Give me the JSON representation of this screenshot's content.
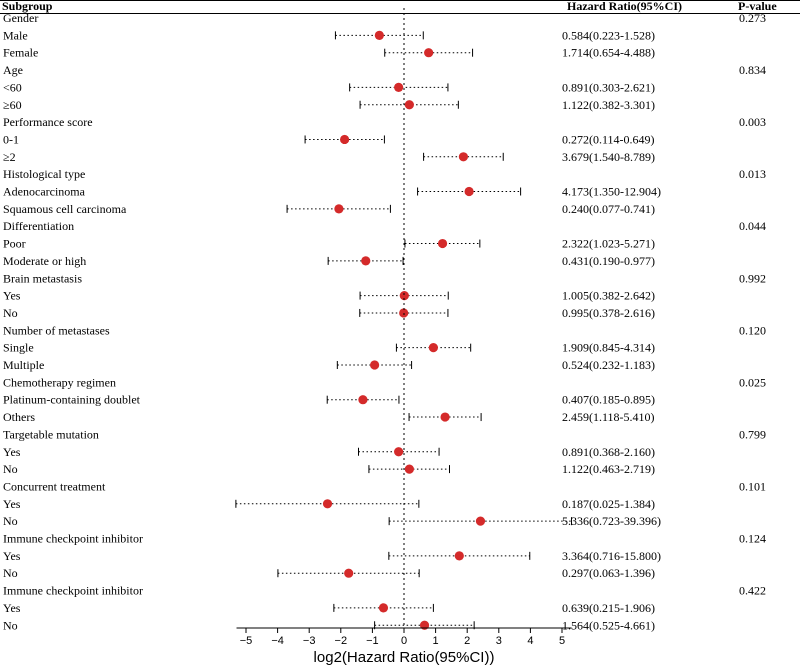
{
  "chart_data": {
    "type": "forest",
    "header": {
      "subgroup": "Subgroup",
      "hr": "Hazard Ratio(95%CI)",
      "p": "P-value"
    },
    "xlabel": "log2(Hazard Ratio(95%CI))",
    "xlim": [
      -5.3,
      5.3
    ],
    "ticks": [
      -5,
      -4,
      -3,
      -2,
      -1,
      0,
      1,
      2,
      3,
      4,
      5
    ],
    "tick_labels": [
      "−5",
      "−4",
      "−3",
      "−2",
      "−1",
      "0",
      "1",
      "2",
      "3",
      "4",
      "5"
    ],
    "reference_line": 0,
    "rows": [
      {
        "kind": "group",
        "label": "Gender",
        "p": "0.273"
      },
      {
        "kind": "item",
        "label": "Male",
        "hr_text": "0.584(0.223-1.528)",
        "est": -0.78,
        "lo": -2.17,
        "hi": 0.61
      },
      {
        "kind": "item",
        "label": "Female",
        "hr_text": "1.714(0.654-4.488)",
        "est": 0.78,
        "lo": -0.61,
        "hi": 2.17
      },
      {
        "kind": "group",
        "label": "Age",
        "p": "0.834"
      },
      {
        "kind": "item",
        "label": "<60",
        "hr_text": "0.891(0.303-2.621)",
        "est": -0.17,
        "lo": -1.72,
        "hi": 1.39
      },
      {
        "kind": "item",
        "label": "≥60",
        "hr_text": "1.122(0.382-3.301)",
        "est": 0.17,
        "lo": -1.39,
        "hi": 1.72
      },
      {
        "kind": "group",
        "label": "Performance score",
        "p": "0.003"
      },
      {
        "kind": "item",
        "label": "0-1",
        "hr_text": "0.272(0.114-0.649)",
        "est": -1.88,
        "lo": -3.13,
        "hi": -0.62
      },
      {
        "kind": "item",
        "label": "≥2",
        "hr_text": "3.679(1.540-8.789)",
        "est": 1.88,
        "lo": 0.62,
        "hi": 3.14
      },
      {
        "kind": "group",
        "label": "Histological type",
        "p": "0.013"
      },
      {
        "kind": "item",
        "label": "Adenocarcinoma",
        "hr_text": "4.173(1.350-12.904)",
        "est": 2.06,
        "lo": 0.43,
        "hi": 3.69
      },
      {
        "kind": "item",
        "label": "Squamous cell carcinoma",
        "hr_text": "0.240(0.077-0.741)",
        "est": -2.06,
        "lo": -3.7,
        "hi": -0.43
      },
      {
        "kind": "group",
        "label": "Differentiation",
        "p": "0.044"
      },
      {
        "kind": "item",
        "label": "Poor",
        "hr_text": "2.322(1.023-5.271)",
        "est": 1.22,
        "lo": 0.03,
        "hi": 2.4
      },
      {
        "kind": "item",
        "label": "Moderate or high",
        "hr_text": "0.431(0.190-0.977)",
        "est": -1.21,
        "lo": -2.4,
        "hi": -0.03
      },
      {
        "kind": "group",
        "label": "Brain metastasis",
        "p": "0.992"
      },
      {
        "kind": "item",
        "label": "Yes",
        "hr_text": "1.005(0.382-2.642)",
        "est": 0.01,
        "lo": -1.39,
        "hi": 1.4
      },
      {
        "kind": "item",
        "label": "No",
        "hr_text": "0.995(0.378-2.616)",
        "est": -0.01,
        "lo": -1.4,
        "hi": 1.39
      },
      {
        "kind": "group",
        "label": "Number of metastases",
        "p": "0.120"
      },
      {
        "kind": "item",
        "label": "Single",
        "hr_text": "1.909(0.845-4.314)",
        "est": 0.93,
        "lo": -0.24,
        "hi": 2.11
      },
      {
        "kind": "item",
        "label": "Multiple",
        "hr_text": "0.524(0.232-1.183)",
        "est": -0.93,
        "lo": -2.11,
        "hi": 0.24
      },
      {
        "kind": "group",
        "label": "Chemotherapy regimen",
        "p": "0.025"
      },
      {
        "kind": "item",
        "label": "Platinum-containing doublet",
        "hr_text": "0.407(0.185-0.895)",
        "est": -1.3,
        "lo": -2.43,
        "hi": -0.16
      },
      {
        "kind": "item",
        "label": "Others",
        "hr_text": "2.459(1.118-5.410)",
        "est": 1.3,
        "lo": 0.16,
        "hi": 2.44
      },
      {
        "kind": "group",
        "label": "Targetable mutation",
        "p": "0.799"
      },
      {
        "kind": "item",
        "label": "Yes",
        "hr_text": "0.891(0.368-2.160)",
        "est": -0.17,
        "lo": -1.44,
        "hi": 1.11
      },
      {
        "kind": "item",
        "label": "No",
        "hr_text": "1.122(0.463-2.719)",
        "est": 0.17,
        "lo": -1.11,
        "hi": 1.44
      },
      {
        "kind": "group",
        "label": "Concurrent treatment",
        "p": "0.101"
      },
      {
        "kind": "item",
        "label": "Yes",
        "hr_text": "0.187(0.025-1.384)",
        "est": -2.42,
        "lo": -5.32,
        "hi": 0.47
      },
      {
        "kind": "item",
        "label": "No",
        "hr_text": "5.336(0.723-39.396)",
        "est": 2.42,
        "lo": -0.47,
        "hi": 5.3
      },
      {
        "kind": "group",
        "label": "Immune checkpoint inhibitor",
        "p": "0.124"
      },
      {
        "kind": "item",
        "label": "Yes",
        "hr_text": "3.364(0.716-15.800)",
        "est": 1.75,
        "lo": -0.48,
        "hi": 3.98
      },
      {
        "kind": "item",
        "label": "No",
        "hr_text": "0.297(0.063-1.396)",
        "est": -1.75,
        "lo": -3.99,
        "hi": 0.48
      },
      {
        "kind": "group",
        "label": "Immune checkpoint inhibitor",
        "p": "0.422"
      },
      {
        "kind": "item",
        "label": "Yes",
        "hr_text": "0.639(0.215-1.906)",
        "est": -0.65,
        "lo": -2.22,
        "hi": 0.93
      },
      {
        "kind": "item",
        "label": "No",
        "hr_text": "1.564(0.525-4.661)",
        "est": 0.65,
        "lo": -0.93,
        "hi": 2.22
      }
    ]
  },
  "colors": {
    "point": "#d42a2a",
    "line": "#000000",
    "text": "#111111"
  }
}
---
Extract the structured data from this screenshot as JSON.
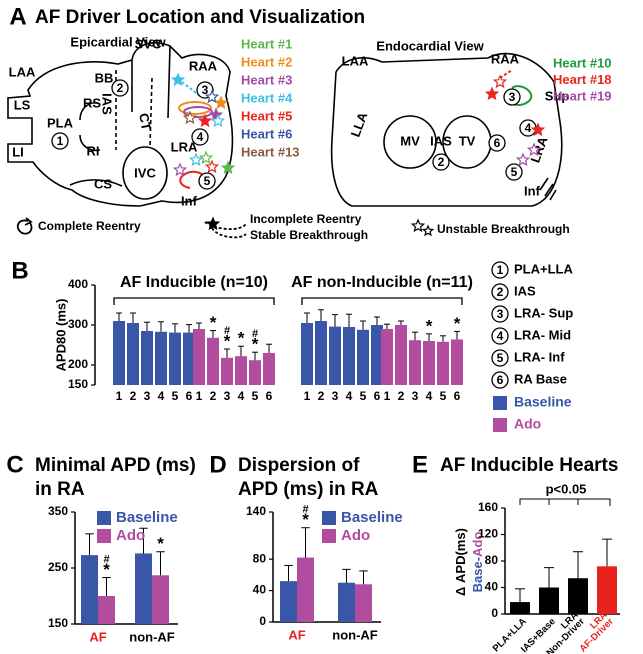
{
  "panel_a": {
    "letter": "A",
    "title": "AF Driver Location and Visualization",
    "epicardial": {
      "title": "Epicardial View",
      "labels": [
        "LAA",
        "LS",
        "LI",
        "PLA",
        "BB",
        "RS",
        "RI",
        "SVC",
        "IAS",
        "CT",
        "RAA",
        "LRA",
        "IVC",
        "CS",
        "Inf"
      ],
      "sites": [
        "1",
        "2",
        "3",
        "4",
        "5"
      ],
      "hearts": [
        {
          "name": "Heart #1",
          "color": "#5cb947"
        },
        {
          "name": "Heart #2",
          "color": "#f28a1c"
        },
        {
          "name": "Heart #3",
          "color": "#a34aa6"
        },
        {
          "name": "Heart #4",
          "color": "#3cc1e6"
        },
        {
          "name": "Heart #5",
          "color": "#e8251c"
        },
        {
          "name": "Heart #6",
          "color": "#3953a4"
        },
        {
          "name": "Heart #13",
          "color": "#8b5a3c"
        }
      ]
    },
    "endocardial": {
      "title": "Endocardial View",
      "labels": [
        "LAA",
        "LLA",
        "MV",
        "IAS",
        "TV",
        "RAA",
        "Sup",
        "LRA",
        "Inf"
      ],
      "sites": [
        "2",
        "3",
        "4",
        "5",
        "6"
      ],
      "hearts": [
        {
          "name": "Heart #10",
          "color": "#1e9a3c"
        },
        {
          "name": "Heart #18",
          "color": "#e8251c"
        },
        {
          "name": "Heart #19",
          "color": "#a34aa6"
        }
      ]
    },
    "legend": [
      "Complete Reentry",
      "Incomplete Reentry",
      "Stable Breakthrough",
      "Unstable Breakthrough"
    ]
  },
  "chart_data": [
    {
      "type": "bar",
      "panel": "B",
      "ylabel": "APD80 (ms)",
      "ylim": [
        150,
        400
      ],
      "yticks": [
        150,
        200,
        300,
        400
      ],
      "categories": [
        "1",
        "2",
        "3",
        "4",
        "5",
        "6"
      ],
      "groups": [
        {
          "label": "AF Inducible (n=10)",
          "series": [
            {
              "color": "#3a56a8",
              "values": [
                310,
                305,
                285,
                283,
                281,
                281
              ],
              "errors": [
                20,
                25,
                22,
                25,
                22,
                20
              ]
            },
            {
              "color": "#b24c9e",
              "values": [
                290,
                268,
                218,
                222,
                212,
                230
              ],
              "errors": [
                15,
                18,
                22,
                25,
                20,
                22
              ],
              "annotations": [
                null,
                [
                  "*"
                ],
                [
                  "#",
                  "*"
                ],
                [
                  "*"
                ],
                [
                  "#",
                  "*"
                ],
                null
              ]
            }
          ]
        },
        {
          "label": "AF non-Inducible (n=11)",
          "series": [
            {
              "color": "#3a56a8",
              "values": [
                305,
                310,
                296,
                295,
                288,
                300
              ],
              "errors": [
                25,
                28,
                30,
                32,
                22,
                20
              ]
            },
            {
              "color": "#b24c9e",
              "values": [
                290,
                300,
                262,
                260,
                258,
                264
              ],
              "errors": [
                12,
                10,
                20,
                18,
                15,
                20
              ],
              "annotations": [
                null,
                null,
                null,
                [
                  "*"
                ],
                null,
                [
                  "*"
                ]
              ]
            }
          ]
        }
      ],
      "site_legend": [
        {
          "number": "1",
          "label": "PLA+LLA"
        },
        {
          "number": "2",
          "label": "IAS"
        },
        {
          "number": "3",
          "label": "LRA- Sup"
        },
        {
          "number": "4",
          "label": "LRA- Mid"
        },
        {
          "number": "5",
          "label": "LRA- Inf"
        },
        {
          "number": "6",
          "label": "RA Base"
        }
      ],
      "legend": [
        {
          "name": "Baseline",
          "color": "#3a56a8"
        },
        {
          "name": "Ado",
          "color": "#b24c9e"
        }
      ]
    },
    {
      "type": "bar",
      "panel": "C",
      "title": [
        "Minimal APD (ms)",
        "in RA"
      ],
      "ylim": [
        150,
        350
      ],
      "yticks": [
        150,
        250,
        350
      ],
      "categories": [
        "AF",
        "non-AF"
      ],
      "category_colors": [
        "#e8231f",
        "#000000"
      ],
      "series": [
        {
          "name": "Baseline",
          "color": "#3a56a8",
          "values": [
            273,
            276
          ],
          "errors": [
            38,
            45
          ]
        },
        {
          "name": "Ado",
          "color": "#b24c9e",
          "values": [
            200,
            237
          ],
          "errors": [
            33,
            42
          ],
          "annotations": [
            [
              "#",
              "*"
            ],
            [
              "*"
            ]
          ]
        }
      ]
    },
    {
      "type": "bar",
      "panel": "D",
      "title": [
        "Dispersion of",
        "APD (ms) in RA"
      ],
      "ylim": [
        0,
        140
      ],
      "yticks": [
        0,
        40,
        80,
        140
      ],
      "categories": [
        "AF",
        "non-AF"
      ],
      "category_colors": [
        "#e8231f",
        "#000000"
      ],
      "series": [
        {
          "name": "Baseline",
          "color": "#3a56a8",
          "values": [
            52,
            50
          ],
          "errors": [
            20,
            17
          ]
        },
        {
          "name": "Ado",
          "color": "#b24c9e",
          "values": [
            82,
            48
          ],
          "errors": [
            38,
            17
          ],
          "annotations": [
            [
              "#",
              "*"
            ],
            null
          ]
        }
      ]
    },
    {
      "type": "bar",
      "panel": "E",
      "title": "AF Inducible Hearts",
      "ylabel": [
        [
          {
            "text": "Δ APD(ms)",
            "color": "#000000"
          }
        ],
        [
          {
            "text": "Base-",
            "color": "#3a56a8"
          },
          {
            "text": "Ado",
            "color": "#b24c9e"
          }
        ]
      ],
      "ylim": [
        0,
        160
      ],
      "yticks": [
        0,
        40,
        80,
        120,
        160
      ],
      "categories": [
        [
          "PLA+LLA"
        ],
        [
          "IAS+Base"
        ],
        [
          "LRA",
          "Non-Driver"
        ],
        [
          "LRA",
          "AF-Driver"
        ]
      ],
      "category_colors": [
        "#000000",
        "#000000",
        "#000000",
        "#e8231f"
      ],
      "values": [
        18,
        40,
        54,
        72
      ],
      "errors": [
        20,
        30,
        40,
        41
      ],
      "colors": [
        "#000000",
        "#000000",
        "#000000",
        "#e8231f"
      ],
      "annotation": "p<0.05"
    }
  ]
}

Given instruction - Of the lines above, copy each that contains "Reentry".

Solution to this exercise -
      "Complete Reentry",
      "Incomplete Reentry",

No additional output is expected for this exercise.